▸ INPUT ROWS:
----
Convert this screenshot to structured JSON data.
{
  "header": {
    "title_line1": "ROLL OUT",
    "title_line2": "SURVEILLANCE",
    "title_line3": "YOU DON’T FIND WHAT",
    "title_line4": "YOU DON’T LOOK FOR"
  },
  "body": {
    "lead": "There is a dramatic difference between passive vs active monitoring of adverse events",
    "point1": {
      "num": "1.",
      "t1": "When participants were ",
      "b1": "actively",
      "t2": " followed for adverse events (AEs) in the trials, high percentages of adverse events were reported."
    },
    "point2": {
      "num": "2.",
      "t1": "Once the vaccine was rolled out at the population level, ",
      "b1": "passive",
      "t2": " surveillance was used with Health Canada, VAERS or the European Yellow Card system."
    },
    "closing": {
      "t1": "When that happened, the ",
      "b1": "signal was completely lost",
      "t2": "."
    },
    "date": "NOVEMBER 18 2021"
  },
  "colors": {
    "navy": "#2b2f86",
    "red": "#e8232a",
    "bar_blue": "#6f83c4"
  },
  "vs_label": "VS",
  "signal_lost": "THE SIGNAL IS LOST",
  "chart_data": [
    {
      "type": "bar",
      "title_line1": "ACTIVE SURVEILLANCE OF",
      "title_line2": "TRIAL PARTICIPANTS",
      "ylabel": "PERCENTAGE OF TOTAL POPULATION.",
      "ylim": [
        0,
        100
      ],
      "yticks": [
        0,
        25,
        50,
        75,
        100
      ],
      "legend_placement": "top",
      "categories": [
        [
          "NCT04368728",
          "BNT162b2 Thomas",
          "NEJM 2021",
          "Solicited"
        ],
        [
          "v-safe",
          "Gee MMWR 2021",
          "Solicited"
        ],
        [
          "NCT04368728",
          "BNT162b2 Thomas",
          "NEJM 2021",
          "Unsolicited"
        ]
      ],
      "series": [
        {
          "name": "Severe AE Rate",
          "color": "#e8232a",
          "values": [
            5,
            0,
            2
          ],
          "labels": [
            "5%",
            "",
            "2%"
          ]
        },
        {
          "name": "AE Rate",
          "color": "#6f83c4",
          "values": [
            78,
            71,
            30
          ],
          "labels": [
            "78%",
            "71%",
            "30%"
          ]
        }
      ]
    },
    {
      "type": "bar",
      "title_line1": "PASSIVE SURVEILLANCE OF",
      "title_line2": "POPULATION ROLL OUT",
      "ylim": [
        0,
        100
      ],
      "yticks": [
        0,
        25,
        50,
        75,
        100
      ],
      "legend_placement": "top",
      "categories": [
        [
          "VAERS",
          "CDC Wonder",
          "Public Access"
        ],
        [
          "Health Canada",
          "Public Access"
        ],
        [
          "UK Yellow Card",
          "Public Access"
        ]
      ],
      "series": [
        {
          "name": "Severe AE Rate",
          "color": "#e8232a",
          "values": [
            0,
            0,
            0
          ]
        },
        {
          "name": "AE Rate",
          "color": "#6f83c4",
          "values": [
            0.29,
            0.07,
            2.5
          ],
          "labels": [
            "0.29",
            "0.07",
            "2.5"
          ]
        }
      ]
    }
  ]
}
----
▸ AIM:
Reproduce the material precisely, including every line.

▸ COMPLETE ANSWER:
Convert this screenshot to structured JSON data.
{
  "header": {
    "title_line1": "ROLL OUT",
    "title_line2": "SURVEILLANCE",
    "title_line3": "YOU DON’T FIND WHAT",
    "title_line4": "YOU DON’T LOOK FOR"
  },
  "body": {
    "lead": "There is a dramatic difference between passive vs active monitoring of adverse events",
    "point1": {
      "num": "1.",
      "t1": "When participants were ",
      "b1": "actively",
      "t2": " followed for adverse events (AEs) in the trials, high percentages of adverse events were reported."
    },
    "point2": {
      "num": "2.",
      "t1": "Once the vaccine was rolled out at the population level, ",
      "b1": "passive",
      "t2": " surveillance was used with Health Canada, VAERS or the European Yellow Card system."
    },
    "closing": {
      "t1": "When that happened, the ",
      "b1": "signal was completely lost",
      "t2": "."
    },
    "date": "NOVEMBER 18 2021"
  },
  "colors": {
    "navy": "#2b2f86",
    "red": "#e8232a",
    "bar_blue": "#6f83c4"
  },
  "vs_label": "VS",
  "signal_lost": "THE SIGNAL IS LOST",
  "chart_data": [
    {
      "type": "bar",
      "title_line1": "ACTIVE SURVEILLANCE OF",
      "title_line2": "TRIAL PARTICIPANTS",
      "ylabel": "PERCENTAGE OF TOTAL POPULATION.",
      "ylim": [
        0,
        100
      ],
      "yticks": [
        0,
        25,
        50,
        75,
        100
      ],
      "legend_placement": "top",
      "categories": [
        [
          "NCT04368728",
          "BNT162b2 Thomas",
          "NEJM 2021",
          "Solicited"
        ],
        [
          "v-safe",
          "Gee MMWR 2021",
          "Solicited"
        ],
        [
          "NCT04368728",
          "BNT162b2 Thomas",
          "NEJM 2021",
          "Unsolicited"
        ]
      ],
      "series": [
        {
          "name": "Severe AE Rate",
          "color": "#e8232a",
          "values": [
            5,
            0,
            2
          ],
          "labels": [
            "5%",
            "",
            "2%"
          ]
        },
        {
          "name": "AE Rate",
          "color": "#6f83c4",
          "values": [
            78,
            71,
            30
          ],
          "labels": [
            "78%",
            "71%",
            "30%"
          ]
        }
      ]
    },
    {
      "type": "bar",
      "title_line1": "PASSIVE SURVEILLANCE OF",
      "title_line2": "POPULATION ROLL OUT",
      "ylim": [
        0,
        100
      ],
      "yticks": [
        0,
        25,
        50,
        75,
        100
      ],
      "legend_placement": "top",
      "categories": [
        [
          "VAERS",
          "CDC Wonder",
          "Public Access"
        ],
        [
          "Health Canada",
          "Public Access"
        ],
        [
          "UK Yellow Card",
          "Public Access"
        ]
      ],
      "series": [
        {
          "name": "Severe AE Rate",
          "color": "#e8232a",
          "values": [
            0,
            0,
            0
          ]
        },
        {
          "name": "AE Rate",
          "color": "#6f83c4",
          "values": [
            0.29,
            0.07,
            2.5
          ],
          "labels": [
            "0.29",
            "0.07",
            "2.5"
          ]
        }
      ]
    }
  ]
}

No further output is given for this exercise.